[Start Records for the exercise]
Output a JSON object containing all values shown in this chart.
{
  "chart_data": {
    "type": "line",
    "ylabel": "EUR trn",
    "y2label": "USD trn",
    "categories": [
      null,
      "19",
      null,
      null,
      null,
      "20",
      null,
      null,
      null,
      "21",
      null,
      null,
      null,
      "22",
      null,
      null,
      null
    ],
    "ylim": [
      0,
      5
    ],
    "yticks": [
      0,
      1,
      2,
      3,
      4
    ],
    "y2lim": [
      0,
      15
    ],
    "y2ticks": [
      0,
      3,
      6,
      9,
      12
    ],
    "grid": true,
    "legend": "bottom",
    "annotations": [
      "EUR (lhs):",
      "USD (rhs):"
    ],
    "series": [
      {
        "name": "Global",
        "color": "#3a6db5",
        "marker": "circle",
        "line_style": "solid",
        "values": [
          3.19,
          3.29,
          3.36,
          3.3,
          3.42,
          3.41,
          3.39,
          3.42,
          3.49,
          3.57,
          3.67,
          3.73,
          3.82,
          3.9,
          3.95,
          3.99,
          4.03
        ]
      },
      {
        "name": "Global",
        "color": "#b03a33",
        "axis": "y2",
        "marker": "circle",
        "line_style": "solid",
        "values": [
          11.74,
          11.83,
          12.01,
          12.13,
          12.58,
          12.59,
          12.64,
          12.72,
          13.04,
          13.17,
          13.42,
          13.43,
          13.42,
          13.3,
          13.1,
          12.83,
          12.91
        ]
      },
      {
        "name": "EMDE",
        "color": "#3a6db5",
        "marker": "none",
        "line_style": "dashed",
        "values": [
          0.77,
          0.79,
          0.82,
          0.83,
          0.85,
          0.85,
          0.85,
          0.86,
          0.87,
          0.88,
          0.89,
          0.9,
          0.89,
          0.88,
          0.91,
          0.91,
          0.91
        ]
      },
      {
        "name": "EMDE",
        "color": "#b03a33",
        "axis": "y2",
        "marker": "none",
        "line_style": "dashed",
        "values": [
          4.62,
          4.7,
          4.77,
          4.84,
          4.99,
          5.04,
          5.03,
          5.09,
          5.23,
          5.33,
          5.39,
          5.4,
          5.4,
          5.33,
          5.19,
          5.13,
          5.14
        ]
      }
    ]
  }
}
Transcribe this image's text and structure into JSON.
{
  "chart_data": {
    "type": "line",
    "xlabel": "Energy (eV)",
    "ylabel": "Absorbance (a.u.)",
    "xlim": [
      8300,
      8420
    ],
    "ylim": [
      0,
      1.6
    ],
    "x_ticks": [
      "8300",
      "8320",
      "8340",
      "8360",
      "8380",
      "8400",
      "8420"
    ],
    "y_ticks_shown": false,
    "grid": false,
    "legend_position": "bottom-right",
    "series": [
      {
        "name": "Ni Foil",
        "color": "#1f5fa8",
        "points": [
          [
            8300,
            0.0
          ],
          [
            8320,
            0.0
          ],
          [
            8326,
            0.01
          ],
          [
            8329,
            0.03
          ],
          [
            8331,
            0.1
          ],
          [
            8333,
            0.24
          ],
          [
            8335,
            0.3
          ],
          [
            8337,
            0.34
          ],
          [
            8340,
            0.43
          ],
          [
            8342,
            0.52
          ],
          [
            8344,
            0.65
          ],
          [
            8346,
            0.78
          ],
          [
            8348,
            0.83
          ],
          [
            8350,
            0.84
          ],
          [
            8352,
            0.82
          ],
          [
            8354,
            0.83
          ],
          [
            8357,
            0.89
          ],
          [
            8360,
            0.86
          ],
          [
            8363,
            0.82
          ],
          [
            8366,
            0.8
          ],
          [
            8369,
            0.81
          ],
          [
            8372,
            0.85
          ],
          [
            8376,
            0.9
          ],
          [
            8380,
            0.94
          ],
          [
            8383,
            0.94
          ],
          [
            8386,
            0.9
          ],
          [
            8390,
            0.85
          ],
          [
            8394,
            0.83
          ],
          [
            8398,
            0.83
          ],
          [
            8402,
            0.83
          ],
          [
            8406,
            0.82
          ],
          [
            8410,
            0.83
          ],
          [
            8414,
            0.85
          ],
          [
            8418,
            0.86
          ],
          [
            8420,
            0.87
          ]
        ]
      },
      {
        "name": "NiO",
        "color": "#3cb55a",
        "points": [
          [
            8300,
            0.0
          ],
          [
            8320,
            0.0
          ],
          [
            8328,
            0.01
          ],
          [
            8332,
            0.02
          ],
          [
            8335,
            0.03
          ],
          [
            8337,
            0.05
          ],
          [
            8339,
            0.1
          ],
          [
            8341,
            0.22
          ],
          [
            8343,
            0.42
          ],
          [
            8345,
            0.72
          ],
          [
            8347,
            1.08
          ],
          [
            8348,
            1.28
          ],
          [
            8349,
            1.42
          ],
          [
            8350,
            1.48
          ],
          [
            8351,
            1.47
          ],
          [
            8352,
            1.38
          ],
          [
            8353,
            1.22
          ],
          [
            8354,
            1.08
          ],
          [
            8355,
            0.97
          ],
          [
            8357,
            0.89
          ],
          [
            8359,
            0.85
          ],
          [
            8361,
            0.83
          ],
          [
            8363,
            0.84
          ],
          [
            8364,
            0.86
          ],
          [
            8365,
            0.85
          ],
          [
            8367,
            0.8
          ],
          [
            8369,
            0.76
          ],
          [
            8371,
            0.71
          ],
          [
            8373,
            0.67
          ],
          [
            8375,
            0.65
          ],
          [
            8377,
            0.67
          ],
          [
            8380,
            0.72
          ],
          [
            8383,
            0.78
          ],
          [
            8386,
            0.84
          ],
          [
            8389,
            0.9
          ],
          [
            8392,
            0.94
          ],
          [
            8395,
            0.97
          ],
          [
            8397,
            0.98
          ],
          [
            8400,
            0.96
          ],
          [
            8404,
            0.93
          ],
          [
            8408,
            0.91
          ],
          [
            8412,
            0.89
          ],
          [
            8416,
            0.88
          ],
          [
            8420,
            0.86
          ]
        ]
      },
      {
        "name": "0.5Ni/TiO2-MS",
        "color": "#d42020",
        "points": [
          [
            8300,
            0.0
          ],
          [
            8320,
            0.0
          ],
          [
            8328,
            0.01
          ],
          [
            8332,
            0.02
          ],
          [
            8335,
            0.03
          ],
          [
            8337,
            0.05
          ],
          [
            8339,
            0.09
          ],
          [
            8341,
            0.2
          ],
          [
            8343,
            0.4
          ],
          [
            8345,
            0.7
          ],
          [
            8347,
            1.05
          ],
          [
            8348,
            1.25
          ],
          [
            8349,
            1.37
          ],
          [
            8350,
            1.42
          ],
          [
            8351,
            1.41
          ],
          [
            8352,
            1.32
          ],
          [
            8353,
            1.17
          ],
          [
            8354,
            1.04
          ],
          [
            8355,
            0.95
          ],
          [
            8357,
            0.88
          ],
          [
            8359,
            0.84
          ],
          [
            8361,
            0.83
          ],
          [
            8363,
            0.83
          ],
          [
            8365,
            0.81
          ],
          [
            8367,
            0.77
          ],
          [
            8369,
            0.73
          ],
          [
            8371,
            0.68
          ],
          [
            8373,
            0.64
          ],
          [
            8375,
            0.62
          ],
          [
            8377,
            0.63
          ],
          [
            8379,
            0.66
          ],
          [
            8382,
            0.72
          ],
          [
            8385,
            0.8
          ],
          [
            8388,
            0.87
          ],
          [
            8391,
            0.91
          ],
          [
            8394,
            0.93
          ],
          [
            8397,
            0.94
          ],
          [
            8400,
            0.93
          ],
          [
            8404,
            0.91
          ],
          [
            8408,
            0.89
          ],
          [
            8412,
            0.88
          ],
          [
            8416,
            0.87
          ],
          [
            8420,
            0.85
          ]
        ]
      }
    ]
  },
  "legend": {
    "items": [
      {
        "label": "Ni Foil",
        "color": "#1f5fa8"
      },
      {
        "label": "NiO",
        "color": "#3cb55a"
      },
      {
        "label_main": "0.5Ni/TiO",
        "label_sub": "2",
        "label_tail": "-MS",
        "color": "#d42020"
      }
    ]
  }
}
[End Records for the exercise]
## Goal
Report how many lines in the listing above include the word "ylabel". Give nothing but the number.

## Written answer
2